▶ [EXERCISE AIM]: Review the material line by line. Identify and copy every line that contains the string "Установить".

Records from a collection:

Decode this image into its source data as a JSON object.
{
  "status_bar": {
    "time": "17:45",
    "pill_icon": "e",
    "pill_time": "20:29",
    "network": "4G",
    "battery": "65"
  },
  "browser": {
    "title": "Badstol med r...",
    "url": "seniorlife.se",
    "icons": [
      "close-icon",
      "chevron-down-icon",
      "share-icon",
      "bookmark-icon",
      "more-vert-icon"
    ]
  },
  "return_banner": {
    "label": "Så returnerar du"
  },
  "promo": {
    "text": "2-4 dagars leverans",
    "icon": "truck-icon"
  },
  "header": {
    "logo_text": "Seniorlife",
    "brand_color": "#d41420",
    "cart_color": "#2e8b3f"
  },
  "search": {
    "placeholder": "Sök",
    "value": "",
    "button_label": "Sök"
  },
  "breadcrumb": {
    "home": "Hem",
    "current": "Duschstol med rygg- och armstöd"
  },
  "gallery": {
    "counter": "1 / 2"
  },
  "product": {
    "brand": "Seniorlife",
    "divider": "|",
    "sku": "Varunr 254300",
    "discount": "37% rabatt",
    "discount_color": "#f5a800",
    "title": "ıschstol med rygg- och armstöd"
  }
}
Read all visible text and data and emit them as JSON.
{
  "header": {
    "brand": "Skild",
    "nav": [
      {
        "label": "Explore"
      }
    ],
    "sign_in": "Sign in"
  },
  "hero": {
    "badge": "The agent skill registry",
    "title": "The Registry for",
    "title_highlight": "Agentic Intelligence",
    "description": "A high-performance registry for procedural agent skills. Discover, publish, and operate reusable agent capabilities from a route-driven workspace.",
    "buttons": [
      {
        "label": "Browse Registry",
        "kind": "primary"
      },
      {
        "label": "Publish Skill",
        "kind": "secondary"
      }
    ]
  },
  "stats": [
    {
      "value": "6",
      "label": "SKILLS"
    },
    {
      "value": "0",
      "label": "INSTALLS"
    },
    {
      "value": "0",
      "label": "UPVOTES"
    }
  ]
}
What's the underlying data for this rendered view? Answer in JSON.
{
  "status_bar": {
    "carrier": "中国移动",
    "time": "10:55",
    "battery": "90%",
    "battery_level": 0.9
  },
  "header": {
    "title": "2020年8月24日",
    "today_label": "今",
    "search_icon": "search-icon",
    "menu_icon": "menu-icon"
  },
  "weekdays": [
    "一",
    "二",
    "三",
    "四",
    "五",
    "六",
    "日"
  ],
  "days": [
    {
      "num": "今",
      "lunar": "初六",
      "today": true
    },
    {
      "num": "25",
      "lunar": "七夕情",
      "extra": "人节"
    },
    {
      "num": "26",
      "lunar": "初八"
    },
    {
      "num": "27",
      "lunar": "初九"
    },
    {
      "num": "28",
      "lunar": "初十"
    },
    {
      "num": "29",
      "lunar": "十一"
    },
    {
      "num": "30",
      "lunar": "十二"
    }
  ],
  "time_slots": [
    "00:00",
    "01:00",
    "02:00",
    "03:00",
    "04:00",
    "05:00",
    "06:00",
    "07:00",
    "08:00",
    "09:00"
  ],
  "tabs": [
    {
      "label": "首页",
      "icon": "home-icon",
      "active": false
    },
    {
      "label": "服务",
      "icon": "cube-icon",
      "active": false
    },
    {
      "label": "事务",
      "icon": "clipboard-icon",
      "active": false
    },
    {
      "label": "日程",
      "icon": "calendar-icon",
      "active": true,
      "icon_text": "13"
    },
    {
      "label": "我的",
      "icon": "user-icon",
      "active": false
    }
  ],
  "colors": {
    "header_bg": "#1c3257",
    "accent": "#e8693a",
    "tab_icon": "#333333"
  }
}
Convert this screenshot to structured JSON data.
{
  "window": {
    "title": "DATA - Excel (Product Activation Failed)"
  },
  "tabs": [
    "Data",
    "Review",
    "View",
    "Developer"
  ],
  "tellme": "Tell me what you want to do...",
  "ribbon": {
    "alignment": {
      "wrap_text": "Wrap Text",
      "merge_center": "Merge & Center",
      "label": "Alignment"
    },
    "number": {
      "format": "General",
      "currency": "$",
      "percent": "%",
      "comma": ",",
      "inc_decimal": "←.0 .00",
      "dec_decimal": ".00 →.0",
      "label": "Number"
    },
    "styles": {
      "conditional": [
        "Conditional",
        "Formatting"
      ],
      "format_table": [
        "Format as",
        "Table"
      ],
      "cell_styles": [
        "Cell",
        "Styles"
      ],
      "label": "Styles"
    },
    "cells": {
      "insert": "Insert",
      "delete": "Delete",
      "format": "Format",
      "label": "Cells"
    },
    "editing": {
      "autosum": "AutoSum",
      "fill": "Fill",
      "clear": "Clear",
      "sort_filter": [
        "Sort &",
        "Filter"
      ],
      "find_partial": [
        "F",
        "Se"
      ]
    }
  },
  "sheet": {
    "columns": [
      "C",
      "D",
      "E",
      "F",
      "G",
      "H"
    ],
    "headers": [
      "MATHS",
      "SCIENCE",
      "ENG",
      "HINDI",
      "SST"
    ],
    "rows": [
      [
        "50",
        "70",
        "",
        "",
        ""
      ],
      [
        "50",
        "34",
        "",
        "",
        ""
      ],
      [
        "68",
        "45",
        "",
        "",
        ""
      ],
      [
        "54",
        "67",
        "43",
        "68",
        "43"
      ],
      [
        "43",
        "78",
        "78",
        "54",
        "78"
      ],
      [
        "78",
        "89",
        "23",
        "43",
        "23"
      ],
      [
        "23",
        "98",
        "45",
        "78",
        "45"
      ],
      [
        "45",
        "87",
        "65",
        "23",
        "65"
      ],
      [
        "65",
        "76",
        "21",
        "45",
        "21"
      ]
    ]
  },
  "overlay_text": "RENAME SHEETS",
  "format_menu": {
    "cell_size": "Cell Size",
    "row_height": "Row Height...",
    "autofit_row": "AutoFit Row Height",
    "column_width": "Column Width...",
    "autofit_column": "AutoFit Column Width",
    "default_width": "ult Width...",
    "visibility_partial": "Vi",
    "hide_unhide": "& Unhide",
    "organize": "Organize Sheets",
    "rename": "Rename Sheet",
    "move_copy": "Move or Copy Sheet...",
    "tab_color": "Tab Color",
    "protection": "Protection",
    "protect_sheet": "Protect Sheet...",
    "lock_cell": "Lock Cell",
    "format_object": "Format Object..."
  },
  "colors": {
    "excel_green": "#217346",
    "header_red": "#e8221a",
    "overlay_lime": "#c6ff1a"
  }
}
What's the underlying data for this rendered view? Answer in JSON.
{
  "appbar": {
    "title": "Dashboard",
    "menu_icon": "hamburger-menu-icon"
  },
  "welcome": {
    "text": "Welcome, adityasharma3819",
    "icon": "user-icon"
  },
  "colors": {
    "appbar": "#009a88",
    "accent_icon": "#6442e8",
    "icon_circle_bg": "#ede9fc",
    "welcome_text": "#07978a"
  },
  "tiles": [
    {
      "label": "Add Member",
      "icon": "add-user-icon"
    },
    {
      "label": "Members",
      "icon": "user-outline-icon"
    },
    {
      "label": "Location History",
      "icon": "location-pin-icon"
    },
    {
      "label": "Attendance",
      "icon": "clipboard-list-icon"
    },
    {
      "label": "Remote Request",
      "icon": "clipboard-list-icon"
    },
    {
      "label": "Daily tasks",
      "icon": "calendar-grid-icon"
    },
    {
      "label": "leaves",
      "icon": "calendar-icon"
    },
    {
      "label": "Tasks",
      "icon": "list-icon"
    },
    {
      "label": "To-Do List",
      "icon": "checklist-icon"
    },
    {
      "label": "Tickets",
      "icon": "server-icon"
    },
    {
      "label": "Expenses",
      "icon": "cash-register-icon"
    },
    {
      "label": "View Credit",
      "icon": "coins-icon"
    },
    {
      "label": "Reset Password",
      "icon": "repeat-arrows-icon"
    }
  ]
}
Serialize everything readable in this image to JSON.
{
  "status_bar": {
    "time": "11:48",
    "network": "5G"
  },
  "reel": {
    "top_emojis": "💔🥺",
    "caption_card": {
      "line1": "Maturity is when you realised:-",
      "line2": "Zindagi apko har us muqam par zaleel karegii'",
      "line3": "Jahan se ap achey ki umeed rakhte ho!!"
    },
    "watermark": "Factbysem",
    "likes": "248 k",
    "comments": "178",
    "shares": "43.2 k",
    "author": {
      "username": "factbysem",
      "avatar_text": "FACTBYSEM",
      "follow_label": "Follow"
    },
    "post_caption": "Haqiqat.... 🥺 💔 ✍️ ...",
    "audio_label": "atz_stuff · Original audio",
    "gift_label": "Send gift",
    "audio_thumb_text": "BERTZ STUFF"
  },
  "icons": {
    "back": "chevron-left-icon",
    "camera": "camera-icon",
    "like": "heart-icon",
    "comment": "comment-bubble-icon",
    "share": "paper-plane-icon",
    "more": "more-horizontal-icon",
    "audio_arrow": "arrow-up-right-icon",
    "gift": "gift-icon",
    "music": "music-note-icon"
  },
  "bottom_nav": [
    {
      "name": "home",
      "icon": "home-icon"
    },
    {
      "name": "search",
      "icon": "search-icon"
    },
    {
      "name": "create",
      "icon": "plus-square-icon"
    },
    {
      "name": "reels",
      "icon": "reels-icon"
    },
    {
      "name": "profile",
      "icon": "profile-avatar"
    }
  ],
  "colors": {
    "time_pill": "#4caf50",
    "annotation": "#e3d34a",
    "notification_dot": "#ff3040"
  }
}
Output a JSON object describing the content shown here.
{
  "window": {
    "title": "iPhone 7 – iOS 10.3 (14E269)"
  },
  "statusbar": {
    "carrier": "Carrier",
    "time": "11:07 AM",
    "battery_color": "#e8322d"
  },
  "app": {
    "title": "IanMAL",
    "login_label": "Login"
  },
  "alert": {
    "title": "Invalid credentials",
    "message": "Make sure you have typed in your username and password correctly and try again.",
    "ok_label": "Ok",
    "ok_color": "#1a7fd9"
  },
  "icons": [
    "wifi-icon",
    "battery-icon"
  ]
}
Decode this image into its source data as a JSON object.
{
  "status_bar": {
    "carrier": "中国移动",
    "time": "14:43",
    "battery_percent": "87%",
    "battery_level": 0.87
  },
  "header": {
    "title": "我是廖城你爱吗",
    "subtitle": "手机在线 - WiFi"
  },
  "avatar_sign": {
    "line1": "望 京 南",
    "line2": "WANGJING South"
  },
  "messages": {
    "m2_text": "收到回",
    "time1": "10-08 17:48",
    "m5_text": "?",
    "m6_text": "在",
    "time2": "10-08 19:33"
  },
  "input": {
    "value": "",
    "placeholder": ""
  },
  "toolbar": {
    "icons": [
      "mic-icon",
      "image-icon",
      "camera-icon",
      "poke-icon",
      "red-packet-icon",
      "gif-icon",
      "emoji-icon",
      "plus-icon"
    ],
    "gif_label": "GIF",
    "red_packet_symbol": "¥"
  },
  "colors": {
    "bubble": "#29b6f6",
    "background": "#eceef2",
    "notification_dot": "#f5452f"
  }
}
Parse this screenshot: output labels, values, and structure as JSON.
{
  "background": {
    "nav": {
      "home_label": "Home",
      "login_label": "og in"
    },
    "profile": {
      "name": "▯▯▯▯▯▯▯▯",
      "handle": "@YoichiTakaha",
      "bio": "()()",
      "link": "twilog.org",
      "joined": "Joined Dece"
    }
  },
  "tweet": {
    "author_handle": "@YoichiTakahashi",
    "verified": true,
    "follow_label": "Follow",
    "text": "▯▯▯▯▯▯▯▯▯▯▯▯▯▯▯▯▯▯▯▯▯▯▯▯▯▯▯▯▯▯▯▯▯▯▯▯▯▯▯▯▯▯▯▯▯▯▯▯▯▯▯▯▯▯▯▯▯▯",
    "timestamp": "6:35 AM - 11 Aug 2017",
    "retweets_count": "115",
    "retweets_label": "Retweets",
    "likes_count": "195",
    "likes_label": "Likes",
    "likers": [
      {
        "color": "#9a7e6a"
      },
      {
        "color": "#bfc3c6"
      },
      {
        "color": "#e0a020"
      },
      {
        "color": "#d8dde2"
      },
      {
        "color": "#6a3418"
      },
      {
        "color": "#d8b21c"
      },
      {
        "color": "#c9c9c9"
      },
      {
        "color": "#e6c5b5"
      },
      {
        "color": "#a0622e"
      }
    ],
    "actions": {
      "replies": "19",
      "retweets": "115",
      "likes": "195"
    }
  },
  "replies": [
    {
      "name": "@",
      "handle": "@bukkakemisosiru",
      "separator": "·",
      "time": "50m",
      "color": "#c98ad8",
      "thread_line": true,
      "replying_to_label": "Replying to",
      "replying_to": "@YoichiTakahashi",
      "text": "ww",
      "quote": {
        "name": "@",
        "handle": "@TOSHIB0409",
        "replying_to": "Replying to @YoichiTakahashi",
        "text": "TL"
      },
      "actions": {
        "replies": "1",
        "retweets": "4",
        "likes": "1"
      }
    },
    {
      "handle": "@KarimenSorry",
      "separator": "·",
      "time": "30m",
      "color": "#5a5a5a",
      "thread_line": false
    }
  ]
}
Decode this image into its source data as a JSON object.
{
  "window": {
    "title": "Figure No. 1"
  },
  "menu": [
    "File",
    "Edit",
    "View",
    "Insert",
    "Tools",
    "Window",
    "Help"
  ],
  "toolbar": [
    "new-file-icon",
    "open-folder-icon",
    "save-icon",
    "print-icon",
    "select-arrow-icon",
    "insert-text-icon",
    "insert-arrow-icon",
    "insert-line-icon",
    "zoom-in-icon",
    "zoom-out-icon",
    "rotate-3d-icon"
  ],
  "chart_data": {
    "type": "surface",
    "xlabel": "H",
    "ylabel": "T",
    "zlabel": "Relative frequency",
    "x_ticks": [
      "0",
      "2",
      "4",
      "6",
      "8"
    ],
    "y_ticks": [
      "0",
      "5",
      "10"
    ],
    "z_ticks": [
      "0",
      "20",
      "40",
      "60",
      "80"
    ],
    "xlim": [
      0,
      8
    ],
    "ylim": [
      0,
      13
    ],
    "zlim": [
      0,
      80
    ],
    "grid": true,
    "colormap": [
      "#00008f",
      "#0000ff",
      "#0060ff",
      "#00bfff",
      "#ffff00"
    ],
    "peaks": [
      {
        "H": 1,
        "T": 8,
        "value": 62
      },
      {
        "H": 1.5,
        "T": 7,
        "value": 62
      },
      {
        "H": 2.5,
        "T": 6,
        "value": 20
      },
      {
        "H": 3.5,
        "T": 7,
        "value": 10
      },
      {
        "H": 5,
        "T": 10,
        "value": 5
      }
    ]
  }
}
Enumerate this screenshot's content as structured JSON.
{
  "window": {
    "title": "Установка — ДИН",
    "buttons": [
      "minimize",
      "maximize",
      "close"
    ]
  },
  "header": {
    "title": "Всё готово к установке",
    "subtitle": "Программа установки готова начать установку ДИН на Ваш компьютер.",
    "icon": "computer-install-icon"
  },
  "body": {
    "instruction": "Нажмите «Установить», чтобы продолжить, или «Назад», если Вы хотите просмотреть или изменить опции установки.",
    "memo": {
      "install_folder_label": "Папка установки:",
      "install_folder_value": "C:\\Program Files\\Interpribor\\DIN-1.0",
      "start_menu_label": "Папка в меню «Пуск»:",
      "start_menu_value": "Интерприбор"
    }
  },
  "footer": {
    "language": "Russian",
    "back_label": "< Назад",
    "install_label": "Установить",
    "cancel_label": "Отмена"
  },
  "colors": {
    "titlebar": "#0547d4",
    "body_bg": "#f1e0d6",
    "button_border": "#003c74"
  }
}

▶ [COMPLETE ANSWER]:
    "instruction": "Нажмите «Установить», чтобы продолжить, или «Назад», если Вы хотите просмотреть или изменить опции установки.",
    "install_label": "Установить",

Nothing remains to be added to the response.